◆ WHAT YOU HAVE TO DO: Find and return each line containing "style".

◆ PROVIDED RECORDS:

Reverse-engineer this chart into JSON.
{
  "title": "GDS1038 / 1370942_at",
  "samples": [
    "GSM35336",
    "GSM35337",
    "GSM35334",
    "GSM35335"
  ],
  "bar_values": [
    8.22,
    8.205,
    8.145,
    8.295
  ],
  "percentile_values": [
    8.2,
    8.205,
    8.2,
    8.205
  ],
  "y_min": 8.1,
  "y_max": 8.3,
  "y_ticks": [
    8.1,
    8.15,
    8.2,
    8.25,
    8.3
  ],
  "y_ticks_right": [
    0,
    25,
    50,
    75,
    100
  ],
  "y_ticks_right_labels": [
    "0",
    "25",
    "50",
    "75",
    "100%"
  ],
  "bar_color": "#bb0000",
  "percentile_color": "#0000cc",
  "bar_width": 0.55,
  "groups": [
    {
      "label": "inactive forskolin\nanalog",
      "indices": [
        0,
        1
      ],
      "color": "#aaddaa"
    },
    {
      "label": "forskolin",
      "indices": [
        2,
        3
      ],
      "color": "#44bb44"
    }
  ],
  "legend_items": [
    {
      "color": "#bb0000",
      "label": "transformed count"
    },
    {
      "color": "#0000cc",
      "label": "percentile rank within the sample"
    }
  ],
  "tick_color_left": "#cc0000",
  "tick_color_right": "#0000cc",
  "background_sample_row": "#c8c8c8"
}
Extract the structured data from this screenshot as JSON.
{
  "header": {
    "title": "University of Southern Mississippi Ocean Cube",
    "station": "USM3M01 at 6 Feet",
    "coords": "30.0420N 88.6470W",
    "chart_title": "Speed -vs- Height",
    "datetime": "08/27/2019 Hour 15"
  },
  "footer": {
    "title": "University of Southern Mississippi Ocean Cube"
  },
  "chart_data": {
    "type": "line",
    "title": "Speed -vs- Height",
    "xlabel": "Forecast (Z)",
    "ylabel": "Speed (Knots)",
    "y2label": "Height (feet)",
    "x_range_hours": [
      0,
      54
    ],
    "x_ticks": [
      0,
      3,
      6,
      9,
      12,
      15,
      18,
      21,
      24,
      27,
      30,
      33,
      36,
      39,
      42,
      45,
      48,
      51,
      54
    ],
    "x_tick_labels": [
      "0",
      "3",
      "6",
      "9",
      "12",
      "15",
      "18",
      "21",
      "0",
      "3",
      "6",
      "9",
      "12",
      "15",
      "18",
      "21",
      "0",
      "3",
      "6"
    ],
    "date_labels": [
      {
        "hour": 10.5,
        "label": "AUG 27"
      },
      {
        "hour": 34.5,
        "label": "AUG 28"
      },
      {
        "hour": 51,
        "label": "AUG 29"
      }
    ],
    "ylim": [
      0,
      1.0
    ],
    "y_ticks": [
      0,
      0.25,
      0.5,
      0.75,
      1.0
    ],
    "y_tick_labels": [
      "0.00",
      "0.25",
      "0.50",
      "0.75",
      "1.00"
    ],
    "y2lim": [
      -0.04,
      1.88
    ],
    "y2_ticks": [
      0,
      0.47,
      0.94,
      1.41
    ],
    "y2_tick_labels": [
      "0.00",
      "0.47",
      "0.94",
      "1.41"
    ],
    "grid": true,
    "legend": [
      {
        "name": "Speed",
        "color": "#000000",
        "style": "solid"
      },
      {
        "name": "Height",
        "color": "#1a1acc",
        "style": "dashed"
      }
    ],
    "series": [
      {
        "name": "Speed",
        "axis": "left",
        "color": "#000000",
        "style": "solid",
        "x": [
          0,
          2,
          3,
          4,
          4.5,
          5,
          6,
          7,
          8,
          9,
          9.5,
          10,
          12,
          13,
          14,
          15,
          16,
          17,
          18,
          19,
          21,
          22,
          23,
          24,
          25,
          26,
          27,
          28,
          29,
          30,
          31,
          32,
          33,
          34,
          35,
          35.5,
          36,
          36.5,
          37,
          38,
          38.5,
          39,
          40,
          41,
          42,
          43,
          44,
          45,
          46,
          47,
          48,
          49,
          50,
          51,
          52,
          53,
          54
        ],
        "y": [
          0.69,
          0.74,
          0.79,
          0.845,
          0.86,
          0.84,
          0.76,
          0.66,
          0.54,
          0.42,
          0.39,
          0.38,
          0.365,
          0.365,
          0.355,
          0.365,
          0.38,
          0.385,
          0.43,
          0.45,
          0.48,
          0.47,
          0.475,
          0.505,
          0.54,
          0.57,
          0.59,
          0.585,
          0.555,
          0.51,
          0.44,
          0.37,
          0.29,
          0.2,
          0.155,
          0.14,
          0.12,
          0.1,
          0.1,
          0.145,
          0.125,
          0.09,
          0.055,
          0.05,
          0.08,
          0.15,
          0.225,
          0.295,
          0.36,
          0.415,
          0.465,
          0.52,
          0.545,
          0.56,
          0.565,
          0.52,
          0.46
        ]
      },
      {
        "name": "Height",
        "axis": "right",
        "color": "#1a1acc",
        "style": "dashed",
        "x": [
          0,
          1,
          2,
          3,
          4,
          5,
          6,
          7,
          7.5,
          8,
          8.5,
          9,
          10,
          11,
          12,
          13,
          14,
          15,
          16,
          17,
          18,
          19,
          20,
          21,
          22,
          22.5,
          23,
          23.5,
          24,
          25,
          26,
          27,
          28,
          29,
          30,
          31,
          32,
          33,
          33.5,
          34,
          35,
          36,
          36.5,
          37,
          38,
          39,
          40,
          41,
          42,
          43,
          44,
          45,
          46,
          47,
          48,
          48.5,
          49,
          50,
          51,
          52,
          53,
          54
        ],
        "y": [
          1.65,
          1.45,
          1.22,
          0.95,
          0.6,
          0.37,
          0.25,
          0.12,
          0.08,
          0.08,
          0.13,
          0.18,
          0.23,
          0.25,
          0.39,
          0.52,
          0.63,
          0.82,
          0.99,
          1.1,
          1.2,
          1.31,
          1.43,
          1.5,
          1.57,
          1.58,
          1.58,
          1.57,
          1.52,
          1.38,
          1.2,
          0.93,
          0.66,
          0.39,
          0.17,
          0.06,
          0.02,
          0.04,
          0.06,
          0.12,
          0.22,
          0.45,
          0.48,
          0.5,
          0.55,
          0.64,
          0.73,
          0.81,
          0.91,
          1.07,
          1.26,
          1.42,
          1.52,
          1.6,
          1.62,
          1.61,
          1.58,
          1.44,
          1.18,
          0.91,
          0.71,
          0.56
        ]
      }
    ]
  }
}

◆ ANSWER TO THE TASK:
        "style": "solid"
        "style": "dashed"
        "style": "solid",
        "style": "dashed",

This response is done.